[Work instructions]:
Your task is to repeat the records exactly from the line containing "What's the underlying" onward, through the final line.

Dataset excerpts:
╔══

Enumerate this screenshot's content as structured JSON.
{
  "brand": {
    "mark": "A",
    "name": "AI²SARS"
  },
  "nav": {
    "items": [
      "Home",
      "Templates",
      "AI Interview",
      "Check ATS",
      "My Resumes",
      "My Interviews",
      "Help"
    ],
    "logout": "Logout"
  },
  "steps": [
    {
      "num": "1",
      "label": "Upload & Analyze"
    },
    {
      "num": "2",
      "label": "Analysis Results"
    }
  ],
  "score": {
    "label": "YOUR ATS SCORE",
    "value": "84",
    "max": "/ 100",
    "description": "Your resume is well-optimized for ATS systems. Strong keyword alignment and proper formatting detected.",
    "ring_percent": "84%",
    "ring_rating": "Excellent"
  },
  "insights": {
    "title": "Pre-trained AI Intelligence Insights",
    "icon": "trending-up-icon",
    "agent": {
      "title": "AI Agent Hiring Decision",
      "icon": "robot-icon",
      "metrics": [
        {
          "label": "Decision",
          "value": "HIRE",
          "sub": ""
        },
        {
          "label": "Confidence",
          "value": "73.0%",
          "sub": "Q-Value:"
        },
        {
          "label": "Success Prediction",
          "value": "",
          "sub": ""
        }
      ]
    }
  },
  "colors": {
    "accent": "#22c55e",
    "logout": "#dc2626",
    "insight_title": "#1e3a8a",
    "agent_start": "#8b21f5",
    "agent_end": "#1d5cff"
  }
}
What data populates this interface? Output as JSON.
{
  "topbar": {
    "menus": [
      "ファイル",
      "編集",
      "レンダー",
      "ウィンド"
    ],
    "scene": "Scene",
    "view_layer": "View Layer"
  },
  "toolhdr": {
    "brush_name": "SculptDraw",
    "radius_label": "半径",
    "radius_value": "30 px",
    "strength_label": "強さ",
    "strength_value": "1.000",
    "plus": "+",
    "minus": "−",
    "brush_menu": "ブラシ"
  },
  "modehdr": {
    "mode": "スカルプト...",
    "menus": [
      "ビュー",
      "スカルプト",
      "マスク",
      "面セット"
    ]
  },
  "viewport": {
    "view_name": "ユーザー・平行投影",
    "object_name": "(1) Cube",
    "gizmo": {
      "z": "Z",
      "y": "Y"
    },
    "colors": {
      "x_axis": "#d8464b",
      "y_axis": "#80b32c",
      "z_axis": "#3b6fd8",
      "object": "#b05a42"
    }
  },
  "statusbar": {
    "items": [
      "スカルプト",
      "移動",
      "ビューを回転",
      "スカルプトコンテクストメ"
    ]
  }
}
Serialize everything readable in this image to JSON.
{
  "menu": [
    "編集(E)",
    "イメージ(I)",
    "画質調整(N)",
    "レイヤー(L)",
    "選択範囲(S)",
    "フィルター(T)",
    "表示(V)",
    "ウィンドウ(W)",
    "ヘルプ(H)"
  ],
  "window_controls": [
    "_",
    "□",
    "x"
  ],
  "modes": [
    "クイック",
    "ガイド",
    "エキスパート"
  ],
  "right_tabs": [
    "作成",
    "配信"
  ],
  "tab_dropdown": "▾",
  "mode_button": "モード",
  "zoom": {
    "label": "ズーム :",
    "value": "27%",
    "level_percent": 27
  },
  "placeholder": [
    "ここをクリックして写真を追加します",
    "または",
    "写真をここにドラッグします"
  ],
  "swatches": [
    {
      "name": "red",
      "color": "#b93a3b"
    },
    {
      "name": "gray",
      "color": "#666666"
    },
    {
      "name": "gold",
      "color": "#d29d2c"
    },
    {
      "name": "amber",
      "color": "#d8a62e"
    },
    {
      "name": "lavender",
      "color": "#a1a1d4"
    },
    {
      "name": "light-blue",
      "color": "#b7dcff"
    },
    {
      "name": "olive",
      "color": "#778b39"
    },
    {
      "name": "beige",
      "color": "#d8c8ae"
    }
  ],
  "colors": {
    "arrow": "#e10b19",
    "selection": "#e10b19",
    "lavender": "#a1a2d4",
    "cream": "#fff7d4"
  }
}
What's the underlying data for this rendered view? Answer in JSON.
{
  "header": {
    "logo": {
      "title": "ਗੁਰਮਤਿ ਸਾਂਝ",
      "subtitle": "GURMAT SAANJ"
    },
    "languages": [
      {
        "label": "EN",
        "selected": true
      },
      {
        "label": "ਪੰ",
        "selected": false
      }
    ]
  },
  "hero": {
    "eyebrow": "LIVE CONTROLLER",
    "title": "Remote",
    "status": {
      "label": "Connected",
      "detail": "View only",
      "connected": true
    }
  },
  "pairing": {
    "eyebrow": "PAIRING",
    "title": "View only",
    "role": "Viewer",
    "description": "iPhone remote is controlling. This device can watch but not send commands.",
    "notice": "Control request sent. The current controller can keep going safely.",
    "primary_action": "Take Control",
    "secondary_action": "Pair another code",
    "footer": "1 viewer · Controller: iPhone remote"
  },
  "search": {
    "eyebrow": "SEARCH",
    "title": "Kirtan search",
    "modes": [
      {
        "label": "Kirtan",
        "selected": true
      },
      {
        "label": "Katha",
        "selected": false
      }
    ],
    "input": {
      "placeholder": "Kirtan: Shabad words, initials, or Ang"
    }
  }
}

╚══

[Result below]:
What's the underlying data for this rendered view? Answer in JSON.
{
  "header": {
    "logo": {
      "title": "ਗੁਰਮਤਿ ਸਾਂਝ",
      "subtitle": "GURMAT SAANJ"
    },
    "languages": [
      {
        "label": "EN",
        "selected": true
      },
      {
        "label": "ਪੰ",
        "selected": false
      }
    ]
  },
  "hero": {
    "eyebrow": "LIVE CONTROLLER",
    "title": "Remote",
    "status": {
      "label": "Connected",
      "detail": "View only",
      "connected": true
    }
  },
  "pairing": {
    "eyebrow": "PAIRING",
    "title": "View only",
    "role": "Viewer",
    "description": "iPhone remote is controlling. This device can watch but not send commands.",
    "notice": "Control request sent. The current controller can keep going safely.",
    "primary_action": "Take Control",
    "secondary_action": "Pair another code",
    "footer": "1 viewer · Controller: iPhone remote"
  },
  "search": {
    "eyebrow": "SEARCH",
    "title": "Kirtan search",
    "modes": [
      {
        "label": "Kirtan",
        "selected": true
      },
      {
        "label": "Katha",
        "selected": false
      }
    ],
    "input": {
      "placeholder": "Kirtan: Shabad words, initials, or Ang"
    }
  }
}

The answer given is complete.